| LISTING |
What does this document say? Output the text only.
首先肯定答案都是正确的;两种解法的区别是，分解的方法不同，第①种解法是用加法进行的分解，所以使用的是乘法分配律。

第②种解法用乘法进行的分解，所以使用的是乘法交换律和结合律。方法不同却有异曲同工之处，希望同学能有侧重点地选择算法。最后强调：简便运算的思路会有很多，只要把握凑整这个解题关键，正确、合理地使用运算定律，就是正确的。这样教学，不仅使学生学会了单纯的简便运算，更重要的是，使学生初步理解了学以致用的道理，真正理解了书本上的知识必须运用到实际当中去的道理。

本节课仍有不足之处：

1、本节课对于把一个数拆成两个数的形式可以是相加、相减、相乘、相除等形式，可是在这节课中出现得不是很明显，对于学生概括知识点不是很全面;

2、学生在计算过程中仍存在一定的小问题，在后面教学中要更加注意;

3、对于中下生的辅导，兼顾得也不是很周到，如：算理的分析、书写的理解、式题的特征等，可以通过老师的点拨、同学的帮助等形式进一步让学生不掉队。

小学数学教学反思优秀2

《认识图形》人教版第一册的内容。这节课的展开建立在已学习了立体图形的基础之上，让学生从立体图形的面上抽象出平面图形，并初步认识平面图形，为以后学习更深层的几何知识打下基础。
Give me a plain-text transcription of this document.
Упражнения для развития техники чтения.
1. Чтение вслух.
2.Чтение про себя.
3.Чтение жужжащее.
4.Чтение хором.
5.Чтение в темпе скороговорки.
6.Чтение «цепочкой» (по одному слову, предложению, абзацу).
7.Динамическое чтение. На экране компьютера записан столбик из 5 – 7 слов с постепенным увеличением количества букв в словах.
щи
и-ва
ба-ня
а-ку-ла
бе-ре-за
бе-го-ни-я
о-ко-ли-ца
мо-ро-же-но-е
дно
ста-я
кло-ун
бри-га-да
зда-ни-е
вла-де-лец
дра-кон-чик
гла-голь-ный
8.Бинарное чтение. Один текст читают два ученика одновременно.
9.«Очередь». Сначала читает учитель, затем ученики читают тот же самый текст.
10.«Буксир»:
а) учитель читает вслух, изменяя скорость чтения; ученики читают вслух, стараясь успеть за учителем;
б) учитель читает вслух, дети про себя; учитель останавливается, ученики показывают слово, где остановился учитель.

| WORK INSTRUCTIONS |
Your task is to retype all the records above with nothing left out.

| SOLUTION BELOW |
What does this document say? Output the text only.
首先肯定答案都是正确的;两种解法的区别是，分解的方法不同，第①种解法是用加法进行的分解，所以使用的是乘法分配律。

第②种解法用乘法进行的分解，所以使用的是乘法交换律和结合律。方法不同却有异曲同工之处，希望同学能有侧重点地选择算法。最后强调：简便运算的思路会有很多，只要把握凑整这个解题关键，正确、合理地使用运算定律，就是正确的。这样教学，不仅使学生学会了单纯的简便运算，更重要的是，使学生初步理解了学以致用的道理，真正理解了书本上的知识必须运用到实际当中去的道理。

本节课仍有不足之处：

1、本节课对于把一个数拆成两个数的形式可以是相加、相减、相乘、相除等形式，可是在这节课中出现得不是很明显，对于学生概括知识点不是很全面;

2、学生在计算过程中仍存在一定的小问题，在后面教学中要更加注意;

3、对于中下生的辅导，兼顾得也不是很周到，如：算理的分析、书写的理解、式题的特征等，可以通过老师的点拨、同学的帮助等形式进一步让学生不掉队。

小学数学教学反思优秀2

《认识图形》人教版第一册的内容。这节课的展开建立在已学习了立体图形的基础之上，让学生从立体图形的面上抽象出平面图形，并初步认识平面图形，为以后学习更深层的几何知识打下基础。
Give me a plain-text transcription of this document.
Упражнения для развития техники чтения.
1. Чтение вслух.
2.Чтение про себя.
3.Чтение жужжащее.
4.Чтение хором.
5.Чтение в темпе скороговорки.
6.Чтение «цепочкой» (по одному слову, предложению, абзацу).
7.Динамическое чтение. На экране компьютера записан столбик из 5 – 7 слов с постепенным увеличением количества букв в словах.
щи
и-ва
ба-ня
а-ку-ла
бе-ре-за
бе-го-ни-я
о-ко-ли-ца
мо-ро-же-но-е
дно
ста-я
кло-ун
бри-га-да
зда-ни-е
вла-де-лец
дра-кон-чик
гла-голь-ный
8.Бинарное чтение. Один текст читают два ученика одновременно.
9.«Очередь». Сначала читает учитель, затем ученики читают тот же самый текст.
10.«Буксир»:
а) учитель читает вслух, изменяя скорость чтения; ученики читают вслух, стараясь успеть за учителем;
б) учитель читает вслух, дети про себя; учитель останавливается, ученики показывают слово, где остановился учитель.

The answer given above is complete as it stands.